Data excerpts
================================

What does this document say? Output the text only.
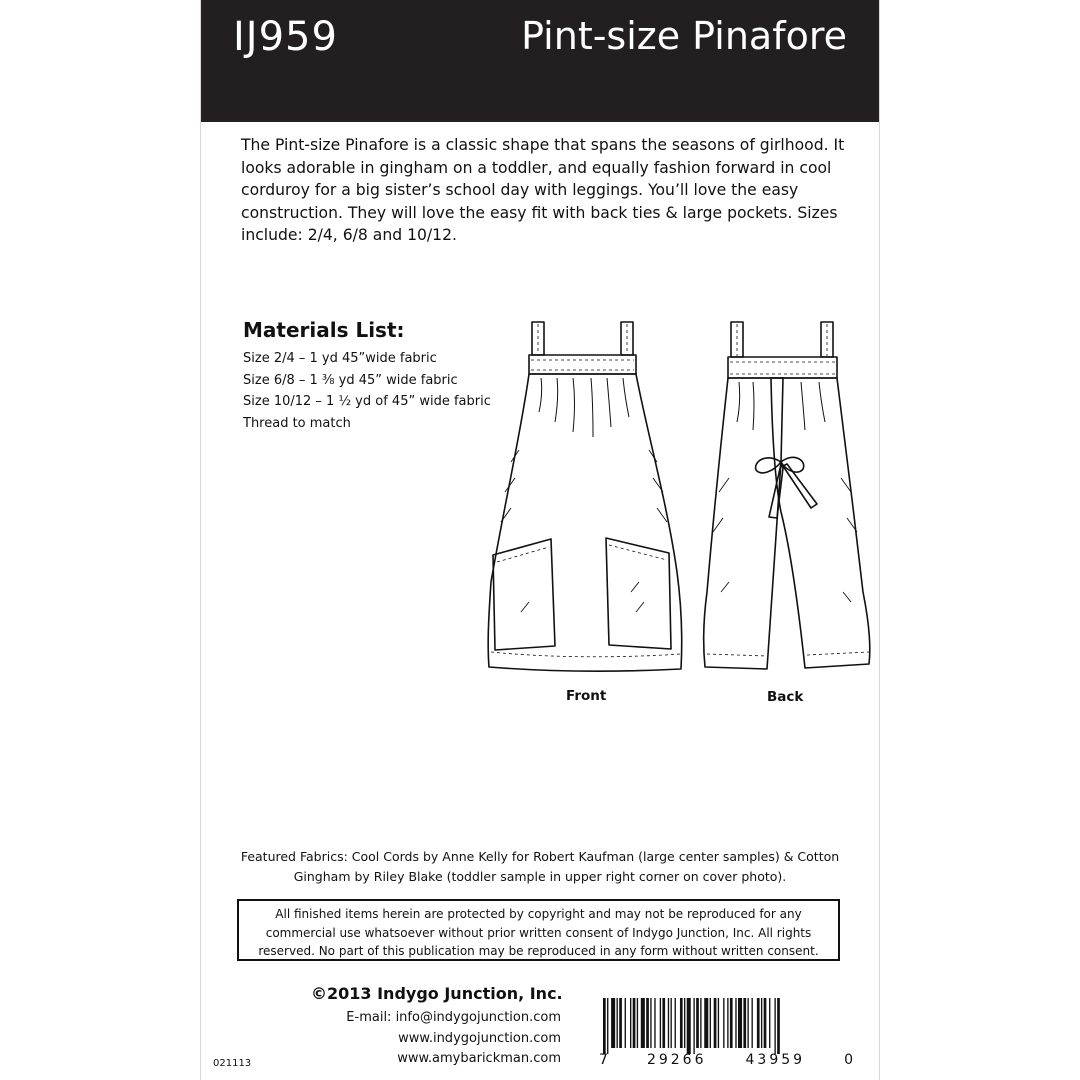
IJ959	Pint-size Pinafore

The Pint-size Pinafore is a classic shape that spans the seasons of girlhood. It looks adorable in gingham on a toddler, and equally fashion forward in cool corduroy for a big sister’s school day with leggings. You’ll love the easy construction. They will love the easy fit with back ties & large pockets. Sizes include: 2/4, 6/8 and 10/12.

Materials List:
Size 2/4 – 1 yd 45”wide fabric
Size 6/8 – 1 ⅜ yd 45” wide fabric
Size 10/12 – 1 ½ yd of 45” wide fabric
Thread to match
Front	Back

Featured Fabrics: Cool Cords by Anne Kelly for Robert Kaufman (large center samples) & Cotton Gingham by Riley Blake (toddler sample in upper right corner on cover photo).

All finished items herein are protected by copyright and may not be reproduced for any commercial use whatsoever without prior written consent of Indygo Junction, Inc. All rights reserved. No part of this publication may be reproduced in any form without written consent.

©2013 Indygo Junction, Inc.
E-mail: info@indygojunction.com
www.indygojunction.com
www.amybarickman.com
021113	7	29266	43959	0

================================

Stated problem => Copy each line containing the word "toddler" from the data.

Solution for this task =>
The Pint-size Pinafore is a classic shape that spans the seasons of girlhood. It looks adorable in gingham on a toddler, and equally fashion forward in cool corduroy for a big sister’s school day with leggings. You’ll love the easy construction. They will love the easy fit with back ties & large pockets. Sizes include: 2/4, 6/8 and 10/12.
Featured Fabrics: Cool Cords by Anne Kelly for Robert Kaufman (large center samples) & Cotton Gingham by Riley Blake (toddler sample in upper right corner on cover photo).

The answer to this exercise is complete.